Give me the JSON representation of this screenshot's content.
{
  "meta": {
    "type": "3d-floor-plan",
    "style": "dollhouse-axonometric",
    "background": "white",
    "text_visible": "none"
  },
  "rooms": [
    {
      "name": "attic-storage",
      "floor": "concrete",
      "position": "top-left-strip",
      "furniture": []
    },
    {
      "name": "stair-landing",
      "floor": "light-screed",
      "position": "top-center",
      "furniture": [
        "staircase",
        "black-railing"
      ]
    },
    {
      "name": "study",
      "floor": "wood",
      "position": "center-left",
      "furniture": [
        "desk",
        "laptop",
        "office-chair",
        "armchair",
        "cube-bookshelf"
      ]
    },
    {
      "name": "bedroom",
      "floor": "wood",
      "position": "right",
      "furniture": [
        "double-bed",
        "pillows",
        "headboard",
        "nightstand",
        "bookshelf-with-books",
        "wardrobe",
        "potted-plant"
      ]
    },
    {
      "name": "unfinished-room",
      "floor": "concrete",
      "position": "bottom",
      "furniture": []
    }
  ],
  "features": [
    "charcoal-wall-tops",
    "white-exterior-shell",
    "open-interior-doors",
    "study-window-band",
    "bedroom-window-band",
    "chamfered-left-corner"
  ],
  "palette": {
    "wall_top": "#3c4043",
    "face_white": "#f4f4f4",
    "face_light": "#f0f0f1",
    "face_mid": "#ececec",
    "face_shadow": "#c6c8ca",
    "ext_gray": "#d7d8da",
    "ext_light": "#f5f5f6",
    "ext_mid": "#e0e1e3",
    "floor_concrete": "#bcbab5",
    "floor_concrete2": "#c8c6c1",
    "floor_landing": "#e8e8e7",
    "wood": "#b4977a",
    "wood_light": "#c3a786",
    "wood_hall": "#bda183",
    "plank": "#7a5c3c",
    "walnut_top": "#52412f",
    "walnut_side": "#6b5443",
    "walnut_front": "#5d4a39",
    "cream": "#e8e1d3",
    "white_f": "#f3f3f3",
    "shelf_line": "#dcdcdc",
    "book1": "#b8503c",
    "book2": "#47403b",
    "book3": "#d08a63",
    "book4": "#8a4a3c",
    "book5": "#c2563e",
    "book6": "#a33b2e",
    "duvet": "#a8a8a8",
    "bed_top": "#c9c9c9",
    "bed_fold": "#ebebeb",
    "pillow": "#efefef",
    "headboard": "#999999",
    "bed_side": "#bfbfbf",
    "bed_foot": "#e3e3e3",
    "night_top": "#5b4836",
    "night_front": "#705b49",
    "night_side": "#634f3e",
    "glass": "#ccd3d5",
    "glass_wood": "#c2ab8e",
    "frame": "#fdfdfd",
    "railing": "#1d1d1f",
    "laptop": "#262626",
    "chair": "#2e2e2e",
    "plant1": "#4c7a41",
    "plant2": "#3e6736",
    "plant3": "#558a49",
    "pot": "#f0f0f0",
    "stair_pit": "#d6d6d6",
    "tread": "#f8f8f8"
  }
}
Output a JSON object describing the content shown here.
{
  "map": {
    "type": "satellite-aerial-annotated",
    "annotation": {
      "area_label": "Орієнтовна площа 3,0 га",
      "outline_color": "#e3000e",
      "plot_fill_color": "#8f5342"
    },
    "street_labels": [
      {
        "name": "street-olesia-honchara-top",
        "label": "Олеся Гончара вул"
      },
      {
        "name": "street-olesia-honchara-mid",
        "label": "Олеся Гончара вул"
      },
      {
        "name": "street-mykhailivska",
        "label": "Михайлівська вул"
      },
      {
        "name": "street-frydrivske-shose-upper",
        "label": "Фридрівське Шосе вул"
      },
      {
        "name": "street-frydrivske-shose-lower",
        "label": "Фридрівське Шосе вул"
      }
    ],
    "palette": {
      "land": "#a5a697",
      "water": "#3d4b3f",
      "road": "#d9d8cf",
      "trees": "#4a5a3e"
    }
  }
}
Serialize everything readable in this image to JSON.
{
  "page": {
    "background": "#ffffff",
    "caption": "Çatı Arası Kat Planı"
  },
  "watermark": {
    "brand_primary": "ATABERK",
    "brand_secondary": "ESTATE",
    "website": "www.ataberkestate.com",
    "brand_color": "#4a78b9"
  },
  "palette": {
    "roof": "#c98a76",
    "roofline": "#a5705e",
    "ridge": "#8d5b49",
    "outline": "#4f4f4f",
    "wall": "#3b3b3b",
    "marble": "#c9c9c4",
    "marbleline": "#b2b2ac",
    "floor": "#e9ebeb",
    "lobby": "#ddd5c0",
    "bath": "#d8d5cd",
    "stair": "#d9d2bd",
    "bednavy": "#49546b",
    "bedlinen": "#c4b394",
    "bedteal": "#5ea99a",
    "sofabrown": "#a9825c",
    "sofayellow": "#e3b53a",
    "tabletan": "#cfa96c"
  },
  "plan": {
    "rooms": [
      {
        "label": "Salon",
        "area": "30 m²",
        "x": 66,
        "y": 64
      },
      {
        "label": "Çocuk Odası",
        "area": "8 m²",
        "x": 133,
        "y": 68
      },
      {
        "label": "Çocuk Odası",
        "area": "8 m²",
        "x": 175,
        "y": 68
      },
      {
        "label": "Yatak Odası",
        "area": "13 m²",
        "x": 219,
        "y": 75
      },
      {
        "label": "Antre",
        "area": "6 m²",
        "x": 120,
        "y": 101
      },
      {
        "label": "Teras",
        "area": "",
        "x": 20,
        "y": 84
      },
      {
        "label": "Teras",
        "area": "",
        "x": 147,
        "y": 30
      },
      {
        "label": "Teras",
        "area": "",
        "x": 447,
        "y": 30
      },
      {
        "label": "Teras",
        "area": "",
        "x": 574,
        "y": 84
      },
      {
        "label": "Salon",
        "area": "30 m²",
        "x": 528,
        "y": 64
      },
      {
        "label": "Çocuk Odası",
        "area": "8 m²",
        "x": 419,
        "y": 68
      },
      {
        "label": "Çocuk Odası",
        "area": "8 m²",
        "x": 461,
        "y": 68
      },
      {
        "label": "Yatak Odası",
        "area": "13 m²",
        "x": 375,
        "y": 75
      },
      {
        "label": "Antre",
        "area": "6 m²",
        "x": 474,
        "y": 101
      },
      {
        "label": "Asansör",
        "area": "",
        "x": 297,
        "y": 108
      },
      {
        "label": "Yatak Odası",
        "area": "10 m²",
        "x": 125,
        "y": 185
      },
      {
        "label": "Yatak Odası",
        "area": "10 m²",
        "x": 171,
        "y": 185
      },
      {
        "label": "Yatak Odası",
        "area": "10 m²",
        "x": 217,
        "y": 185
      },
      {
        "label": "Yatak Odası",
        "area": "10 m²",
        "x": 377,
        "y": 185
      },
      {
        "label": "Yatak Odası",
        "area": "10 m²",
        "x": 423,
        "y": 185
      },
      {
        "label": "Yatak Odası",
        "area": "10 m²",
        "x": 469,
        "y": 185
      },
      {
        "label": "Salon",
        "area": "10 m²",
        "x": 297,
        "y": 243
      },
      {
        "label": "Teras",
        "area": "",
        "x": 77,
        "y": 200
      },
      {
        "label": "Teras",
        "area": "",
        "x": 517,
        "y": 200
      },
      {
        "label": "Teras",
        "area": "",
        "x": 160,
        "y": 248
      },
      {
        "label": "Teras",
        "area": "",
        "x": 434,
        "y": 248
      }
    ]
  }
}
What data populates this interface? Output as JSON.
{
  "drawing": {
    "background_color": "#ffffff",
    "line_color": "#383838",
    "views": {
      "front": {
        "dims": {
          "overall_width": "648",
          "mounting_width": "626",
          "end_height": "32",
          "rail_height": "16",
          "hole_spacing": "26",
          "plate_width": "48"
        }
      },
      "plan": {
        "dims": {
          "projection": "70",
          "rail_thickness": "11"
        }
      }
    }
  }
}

********************

Your task is to repeat every entry exactly.

Give me the JSON representation of this screenshot's content.
{
  "meta": {
    "type": "3d-floor-plan",
    "style": "dollhouse-axonometric",
    "background": "white",
    "text_visible": "none"
  },
  "rooms": [
    {
      "name": "attic-storage",
      "floor": "concrete",
      "position": "top-left-strip",
      "furniture": []
    },
    {
      "name": "stair-landing",
      "floor": "light-screed",
      "position": "top-center",
      "furniture": [
        "staircase",
        "black-railing"
      ]
    },
    {
      "name": "study",
      "floor": "wood",
      "position": "center-left",
      "furniture": [
        "desk",
        "laptop",
        "office-chair",
        "armchair",
        "cube-bookshelf"
      ]
    },
    {
      "name": "bedroom",
      "floor": "wood",
      "position": "right",
      "furniture": [
        "double-bed",
        "pillows",
        "headboard",
        "nightstand",
        "bookshelf-with-books",
        "wardrobe",
        "potted-plant"
      ]
    },
    {
      "name": "unfinished-room",
      "floor": "concrete",
      "position": "bottom",
      "furniture": []
    }
  ],
  "features": [
    "charcoal-wall-tops",
    "white-exterior-shell",
    "open-interior-doors",
    "study-window-band",
    "bedroom-window-band",
    "chamfered-left-corner"
  ],
  "palette": {
    "wall_top": "#3c4043",
    "face_white": "#f4f4f4",
    "face_light": "#f0f0f1",
    "face_mid": "#ececec",
    "face_shadow": "#c6c8ca",
    "ext_gray": "#d7d8da",
    "ext_light": "#f5f5f6",
    "ext_mid": "#e0e1e3",
    "floor_concrete": "#bcbab5",
    "floor_concrete2": "#c8c6c1",
    "floor_landing": "#e8e8e7",
    "wood": "#b4977a",
    "wood_light": "#c3a786",
    "wood_hall": "#bda183",
    "plank": "#7a5c3c",
    "walnut_top": "#52412f",
    "walnut_side": "#6b5443",
    "walnut_front": "#5d4a39",
    "cream": "#e8e1d3",
    "white_f": "#f3f3f3",
    "shelf_line": "#dcdcdc",
    "book1": "#b8503c",
    "book2": "#47403b",
    "book3": "#d08a63",
    "book4": "#8a4a3c",
    "book5": "#c2563e",
    "book6": "#a33b2e",
    "duvet": "#a8a8a8",
    "bed_top": "#c9c9c9",
    "bed_fold": "#ebebeb",
    "pillow": "#efefef",
    "headboard": "#999999",
    "bed_side": "#bfbfbf",
    "bed_foot": "#e3e3e3",
    "night_top": "#5b4836",
    "night_front": "#705b49",
    "night_side": "#634f3e",
    "glass": "#ccd3d5",
    "glass_wood": "#c2ab8e",
    "frame": "#fdfdfd",
    "railing": "#1d1d1f",
    "laptop": "#262626",
    "chair": "#2e2e2e",
    "plant1": "#4c7a41",
    "plant2": "#3e6736",
    "plant3": "#558a49",
    "pot": "#f0f0f0",
    "stair_pit": "#d6d6d6",
    "tread": "#f8f8f8"
  }
}
Output a JSON object describing the content shown here.
{
  "map": {
    "type": "satellite-aerial-annotated",
    "annotation": {
      "area_label": "Орієнтовна площа 3,0 га",
      "outline_color": "#e3000e",
      "plot_fill_color": "#8f5342"
    },
    "street_labels": [
      {
        "name": "street-olesia-honchara-top",
        "label": "Олеся Гончара вул"
      },
      {
        "name": "street-olesia-honchara-mid",
        "label": "Олеся Гончара вул"
      },
      {
        "name": "street-mykhailivska",
        "label": "Михайлівська вул"
      },
      {
        "name": "street-frydrivske-shose-upper",
        "label": "Фридрівське Шосе вул"
      },
      {
        "name": "street-frydrivske-shose-lower",
        "label": "Фридрівське Шосе вул"
      }
    ],
    "palette": {
      "land": "#a5a697",
      "water": "#3d4b3f",
      "road": "#d9d8cf",
      "trees": "#4a5a3e"
    }
  }
}
Serialize everything readable in this image to JSON.
{
  "page": {
    "background": "#ffffff",
    "caption": "Çatı Arası Kat Planı"
  },
  "watermark": {
    "brand_primary": "ATABERK",
    "brand_secondary": "ESTATE",
    "website": "www.ataberkestate.com",
    "brand_color": "#4a78b9"
  },
  "palette": {
    "roof": "#c98a76",
    "roofline": "#a5705e",
    "ridge": "#8d5b49",
    "outline": "#4f4f4f",
    "wall": "#3b3b3b",
    "marble": "#c9c9c4",
    "marbleline": "#b2b2ac",
    "floor": "#e9ebeb",
    "lobby": "#ddd5c0",
    "bath": "#d8d5cd",
    "stair": "#d9d2bd",
    "bednavy": "#49546b",
    "bedlinen": "#c4b394",
    "bedteal": "#5ea99a",
    "sofabrown": "#a9825c",
    "sofayellow": "#e3b53a",
    "tabletan": "#cfa96c"
  },
  "plan": {
    "rooms": [
      {
        "label": "Salon",
        "area": "30 m²",
        "x": 66,
        "y": 64
      },
      {
        "label": "Çocuk Odası",
        "area": "8 m²",
        "x": 133,
        "y": 68
      },
      {
        "label": "Çocuk Odası",
        "area": "8 m²",
        "x": 175,
        "y": 68
      },
      {
        "label": "Yatak Odası",
        "area": "13 m²",
        "x": 219,
        "y": 75
      },
      {
        "label": "Antre",
        "area": "6 m²",
        "x": 120,
        "y": 101
      },
      {
        "label": "Teras",
        "area": "",
        "x": 20,
        "y": 84
      },
      {
        "label": "Teras",
        "area": "",
        "x": 147,
        "y": 30
      },
      {
        "label": "Teras",
        "area": "",
        "x": 447,
        "y": 30
      },
      {
        "label": "Teras",
        "area": "",
        "x": 574,
        "y": 84
      },
      {
        "label": "Salon",
        "area": "30 m²",
        "x": 528,
        "y": 64
      },
      {
        "label": "Çocuk Odası",
        "area": "8 m²",
        "x": 419,
        "y": 68
      },
      {
        "label": "Çocuk Odası",
        "area": "8 m²",
        "x": 461,
        "y": 68
      },
      {
        "label": "Yatak Odası",
        "area": "13 m²",
        "x": 375,
        "y": 75
      },
      {
        "label": "Antre",
        "area": "6 m²",
        "x": 474,
        "y": 101
      },
      {
        "label": "Asansör",
        "area": "",
        "x": 297,
        "y": 108
      },
      {
        "label": "Yatak Odası",
        "area": "10 m²",
        "x": 125,
        "y": 185
      },
      {
        "label": "Yatak Odası",
        "area": "10 m²",
        "x": 171,
        "y": 185
      },
      {
        "label": "Yatak Odası",
        "area": "10 m²",
        "x": 217,
        "y": 185
      },
      {
        "label": "Yatak Odası",
        "area": "10 m²",
        "x": 377,
        "y": 185
      },
      {
        "label": "Yatak Odası",
        "area": "10 m²",
        "x": 423,
        "y": 185
      },
      {
        "label": "Yatak Odası",
        "area": "10 m²",
        "x": 469,
        "y": 185
      },
      {
        "label": "Salon",
        "area": "10 m²",
        "x": 297,
        "y": 243
      },
      {
        "label": "Teras",
        "area": "",
        "x": 77,
        "y": 200
      },
      {
        "label": "Teras",
        "area": "",
        "x": 517,
        "y": 200
      },
      {
        "label": "Teras",
        "area": "",
        "x": 160,
        "y": 248
      },
      {
        "label": "Teras",
        "area": "",
        "x": 434,
        "y": 248
      }
    ]
  }
}
What data populates this interface? Output as JSON.
{
  "drawing": {
    "background_color": "#ffffff",
    "line_color": "#383838",
    "views": {
      "front": {
        "dims": {
          "overall_width": "648",
          "mounting_width": "626",
          "end_height": "32",
          "rail_height": "16",
          "hole_spacing": "26",
          "plate_width": "48"
        }
      },
      "plan": {
        "dims": {
          "projection": "70",
          "rail_thickness": "11"
        }
      }
    }
  }
}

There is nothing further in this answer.